## START

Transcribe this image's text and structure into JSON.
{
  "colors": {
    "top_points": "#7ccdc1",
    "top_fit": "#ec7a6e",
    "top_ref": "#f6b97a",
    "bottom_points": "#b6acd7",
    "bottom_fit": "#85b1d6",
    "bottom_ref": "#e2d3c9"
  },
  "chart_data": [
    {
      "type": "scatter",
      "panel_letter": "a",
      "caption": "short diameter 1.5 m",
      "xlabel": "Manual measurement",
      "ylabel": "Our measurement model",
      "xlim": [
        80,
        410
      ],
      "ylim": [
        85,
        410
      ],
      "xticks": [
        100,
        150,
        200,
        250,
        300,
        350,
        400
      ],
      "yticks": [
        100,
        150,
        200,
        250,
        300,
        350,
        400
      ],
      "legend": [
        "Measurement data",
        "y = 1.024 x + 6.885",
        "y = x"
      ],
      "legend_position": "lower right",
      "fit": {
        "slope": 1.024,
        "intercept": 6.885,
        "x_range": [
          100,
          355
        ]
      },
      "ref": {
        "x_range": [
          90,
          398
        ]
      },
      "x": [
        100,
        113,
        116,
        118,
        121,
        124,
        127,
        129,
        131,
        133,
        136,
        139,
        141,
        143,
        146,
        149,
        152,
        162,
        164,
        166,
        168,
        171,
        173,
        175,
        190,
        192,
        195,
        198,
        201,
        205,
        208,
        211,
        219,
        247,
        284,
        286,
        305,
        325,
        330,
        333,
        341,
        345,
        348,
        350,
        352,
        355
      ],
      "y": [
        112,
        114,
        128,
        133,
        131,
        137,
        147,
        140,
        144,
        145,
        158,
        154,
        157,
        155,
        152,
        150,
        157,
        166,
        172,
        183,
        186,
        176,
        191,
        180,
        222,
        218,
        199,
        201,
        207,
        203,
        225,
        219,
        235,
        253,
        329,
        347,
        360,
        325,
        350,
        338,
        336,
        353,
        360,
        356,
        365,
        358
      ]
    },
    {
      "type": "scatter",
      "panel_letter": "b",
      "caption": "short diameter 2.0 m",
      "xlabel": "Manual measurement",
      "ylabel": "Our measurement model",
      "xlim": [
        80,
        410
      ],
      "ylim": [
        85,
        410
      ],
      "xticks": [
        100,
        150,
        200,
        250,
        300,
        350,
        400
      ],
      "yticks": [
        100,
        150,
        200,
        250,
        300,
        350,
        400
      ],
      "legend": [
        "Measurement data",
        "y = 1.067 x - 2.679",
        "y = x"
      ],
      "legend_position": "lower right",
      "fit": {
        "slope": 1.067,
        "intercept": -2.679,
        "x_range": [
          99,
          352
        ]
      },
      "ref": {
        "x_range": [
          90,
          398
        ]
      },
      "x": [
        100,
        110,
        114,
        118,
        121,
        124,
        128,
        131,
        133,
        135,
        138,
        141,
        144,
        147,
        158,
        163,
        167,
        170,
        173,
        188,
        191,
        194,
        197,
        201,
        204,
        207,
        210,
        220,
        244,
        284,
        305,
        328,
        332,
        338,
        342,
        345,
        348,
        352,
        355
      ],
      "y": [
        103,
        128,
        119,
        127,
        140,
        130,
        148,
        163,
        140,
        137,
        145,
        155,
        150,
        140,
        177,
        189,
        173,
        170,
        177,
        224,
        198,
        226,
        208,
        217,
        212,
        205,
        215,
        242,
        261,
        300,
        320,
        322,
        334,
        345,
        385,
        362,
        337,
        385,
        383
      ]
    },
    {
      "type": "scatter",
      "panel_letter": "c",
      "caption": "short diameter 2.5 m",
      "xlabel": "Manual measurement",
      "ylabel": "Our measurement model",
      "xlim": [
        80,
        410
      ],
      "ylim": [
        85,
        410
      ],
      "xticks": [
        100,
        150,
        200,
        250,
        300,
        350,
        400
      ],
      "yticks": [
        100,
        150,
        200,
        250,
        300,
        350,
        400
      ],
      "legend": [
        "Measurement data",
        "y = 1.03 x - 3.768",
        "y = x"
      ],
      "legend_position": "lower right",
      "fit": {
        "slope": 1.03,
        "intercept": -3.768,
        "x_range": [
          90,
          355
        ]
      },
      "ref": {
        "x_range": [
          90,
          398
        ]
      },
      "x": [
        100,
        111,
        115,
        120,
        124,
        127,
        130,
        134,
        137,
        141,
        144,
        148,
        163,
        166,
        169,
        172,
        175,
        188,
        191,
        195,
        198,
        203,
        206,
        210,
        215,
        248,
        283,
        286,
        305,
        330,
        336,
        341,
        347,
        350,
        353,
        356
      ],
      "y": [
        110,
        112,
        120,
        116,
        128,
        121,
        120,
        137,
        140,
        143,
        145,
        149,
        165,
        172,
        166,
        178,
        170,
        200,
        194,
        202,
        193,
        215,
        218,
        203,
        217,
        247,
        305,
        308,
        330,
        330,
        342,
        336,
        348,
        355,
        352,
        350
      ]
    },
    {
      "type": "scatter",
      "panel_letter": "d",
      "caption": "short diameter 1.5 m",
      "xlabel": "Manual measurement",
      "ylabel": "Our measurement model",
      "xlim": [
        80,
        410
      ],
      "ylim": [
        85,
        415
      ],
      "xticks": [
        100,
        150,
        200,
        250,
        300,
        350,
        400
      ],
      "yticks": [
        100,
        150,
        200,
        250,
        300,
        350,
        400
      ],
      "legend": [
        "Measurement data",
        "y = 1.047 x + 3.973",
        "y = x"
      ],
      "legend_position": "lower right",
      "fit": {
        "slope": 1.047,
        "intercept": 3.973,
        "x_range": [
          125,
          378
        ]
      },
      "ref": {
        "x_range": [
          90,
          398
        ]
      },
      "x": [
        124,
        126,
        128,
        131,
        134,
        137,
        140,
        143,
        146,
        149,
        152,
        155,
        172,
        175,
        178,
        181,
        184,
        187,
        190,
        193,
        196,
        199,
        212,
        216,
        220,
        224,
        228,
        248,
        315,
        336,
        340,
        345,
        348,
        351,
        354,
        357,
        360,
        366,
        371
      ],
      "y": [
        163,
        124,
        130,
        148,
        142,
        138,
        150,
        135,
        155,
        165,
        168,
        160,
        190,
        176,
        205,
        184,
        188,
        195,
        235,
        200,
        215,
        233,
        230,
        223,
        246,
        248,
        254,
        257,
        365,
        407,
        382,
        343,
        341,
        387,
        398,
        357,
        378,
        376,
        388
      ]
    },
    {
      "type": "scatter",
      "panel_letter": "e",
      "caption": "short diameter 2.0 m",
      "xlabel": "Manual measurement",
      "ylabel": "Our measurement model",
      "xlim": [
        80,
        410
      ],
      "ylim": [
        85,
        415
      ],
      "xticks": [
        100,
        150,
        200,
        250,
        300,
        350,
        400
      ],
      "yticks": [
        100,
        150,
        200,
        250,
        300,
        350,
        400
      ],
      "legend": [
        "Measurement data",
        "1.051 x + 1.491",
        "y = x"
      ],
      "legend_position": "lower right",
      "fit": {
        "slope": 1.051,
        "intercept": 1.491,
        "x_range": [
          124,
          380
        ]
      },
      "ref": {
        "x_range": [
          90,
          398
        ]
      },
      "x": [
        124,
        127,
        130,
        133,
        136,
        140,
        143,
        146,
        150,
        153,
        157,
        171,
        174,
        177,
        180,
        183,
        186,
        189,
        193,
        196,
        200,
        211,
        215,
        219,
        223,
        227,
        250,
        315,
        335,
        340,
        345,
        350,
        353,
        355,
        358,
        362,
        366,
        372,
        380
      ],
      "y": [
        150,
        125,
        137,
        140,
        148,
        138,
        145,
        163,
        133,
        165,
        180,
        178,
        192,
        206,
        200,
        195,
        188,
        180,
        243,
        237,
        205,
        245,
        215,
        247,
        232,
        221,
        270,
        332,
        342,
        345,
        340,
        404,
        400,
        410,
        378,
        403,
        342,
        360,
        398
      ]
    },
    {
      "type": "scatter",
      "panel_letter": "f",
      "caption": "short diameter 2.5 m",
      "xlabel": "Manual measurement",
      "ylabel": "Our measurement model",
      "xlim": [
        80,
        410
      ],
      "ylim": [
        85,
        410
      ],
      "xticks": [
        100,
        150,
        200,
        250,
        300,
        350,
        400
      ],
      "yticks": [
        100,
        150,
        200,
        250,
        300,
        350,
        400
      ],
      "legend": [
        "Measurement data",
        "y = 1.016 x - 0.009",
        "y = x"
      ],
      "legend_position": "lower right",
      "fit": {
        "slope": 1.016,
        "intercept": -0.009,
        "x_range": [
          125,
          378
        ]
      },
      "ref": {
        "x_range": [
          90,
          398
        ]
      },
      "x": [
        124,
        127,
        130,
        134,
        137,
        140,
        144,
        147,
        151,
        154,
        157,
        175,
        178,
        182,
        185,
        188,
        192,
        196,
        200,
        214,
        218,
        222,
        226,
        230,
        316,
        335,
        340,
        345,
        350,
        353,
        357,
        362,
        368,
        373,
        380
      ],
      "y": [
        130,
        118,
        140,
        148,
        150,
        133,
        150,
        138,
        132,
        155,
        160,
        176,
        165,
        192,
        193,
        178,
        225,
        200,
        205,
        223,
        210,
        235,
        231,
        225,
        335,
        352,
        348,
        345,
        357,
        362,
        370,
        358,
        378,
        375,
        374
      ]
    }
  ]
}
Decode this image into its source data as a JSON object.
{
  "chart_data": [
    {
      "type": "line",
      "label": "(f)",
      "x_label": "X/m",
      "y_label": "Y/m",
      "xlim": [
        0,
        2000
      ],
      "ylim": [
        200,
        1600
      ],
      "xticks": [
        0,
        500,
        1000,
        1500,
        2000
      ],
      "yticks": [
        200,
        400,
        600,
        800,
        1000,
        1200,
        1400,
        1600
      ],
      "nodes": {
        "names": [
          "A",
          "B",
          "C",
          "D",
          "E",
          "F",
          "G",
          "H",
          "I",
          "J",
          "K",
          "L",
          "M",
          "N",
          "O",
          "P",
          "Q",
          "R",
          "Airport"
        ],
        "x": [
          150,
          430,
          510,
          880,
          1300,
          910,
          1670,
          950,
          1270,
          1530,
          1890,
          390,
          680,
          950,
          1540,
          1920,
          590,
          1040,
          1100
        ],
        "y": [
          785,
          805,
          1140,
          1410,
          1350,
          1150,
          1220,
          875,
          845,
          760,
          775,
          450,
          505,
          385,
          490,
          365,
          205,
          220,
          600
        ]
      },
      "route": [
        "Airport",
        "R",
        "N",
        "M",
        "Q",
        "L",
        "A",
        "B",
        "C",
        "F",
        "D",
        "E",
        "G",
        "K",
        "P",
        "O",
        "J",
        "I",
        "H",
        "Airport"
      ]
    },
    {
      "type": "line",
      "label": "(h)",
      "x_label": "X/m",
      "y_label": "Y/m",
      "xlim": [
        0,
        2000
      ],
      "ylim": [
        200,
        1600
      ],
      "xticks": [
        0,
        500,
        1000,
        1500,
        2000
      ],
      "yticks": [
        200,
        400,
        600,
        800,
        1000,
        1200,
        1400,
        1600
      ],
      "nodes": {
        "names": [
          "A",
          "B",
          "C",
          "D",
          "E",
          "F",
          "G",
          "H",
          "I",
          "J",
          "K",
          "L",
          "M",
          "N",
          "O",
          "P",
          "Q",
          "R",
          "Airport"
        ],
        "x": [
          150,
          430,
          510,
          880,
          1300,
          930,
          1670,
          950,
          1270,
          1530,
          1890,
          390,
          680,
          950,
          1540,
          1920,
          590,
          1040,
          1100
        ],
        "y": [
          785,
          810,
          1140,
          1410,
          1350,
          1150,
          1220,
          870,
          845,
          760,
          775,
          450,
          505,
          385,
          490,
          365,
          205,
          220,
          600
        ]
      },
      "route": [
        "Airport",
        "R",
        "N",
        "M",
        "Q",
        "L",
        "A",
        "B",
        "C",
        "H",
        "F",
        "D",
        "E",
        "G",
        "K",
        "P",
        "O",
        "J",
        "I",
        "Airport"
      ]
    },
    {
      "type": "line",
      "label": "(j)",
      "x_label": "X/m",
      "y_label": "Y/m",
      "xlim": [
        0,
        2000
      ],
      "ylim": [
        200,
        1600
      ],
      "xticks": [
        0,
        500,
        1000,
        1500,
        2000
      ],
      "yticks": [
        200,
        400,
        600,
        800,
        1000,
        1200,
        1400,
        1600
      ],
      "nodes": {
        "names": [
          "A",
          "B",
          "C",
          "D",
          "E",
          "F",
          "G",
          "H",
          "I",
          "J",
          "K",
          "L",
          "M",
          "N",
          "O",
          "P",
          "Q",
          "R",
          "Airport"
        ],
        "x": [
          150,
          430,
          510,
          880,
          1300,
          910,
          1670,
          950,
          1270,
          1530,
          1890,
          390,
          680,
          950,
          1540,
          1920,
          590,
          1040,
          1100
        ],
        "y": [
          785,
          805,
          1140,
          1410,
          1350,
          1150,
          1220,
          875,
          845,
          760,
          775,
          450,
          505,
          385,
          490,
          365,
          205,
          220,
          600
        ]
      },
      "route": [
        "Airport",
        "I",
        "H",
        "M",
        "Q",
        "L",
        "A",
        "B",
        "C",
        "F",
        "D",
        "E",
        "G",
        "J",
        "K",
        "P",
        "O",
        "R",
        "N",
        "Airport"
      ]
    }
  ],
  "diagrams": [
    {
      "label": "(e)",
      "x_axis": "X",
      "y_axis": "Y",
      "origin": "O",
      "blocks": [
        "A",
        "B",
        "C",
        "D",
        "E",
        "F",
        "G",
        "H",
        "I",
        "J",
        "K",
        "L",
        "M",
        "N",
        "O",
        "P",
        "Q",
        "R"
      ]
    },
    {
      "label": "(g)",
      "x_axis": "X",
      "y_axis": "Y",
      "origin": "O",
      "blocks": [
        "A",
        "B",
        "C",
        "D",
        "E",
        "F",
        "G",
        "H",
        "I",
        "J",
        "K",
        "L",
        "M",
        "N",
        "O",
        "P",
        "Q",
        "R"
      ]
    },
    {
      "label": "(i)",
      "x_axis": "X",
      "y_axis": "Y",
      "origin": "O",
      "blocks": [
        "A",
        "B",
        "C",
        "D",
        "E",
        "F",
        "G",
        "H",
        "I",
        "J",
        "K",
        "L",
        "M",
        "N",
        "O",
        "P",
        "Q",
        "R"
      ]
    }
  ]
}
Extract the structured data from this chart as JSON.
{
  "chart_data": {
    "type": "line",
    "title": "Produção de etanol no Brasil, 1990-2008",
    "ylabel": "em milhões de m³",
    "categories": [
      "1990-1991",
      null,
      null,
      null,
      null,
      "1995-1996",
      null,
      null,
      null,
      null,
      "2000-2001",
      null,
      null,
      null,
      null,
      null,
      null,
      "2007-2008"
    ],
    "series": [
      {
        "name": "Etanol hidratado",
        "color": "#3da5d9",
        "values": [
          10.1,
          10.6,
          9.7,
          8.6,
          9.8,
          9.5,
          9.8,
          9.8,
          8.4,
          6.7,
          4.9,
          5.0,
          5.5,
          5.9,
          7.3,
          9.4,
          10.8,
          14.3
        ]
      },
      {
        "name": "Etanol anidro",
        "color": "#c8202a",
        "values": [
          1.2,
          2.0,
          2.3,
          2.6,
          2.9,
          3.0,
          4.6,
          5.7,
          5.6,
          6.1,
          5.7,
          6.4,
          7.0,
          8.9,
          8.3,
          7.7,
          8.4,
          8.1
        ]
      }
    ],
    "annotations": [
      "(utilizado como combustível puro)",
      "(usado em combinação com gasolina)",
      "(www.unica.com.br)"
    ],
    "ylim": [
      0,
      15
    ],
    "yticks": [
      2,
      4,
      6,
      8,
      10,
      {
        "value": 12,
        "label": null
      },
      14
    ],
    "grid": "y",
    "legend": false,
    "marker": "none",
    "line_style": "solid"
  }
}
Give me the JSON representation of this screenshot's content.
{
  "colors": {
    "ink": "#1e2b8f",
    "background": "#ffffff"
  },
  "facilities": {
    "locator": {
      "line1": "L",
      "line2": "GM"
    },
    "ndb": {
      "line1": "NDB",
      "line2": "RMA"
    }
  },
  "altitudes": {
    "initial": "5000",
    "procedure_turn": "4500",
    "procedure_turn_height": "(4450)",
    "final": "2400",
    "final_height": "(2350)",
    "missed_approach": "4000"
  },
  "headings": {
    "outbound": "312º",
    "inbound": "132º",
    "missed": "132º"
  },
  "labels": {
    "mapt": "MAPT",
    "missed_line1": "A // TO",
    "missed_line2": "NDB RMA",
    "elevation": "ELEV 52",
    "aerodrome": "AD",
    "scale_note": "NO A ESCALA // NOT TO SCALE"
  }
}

## END

• **GIVEN REQUEST**
Report all lines of the material that contain the word "slope".

• **COMPLETE RESPONSE**
        "slope": 1.024,
        "slope": 1.067,
        "slope": 1.03,
        "slope": 1.047,
        "slope": 1.051,
        "slope": 1.016,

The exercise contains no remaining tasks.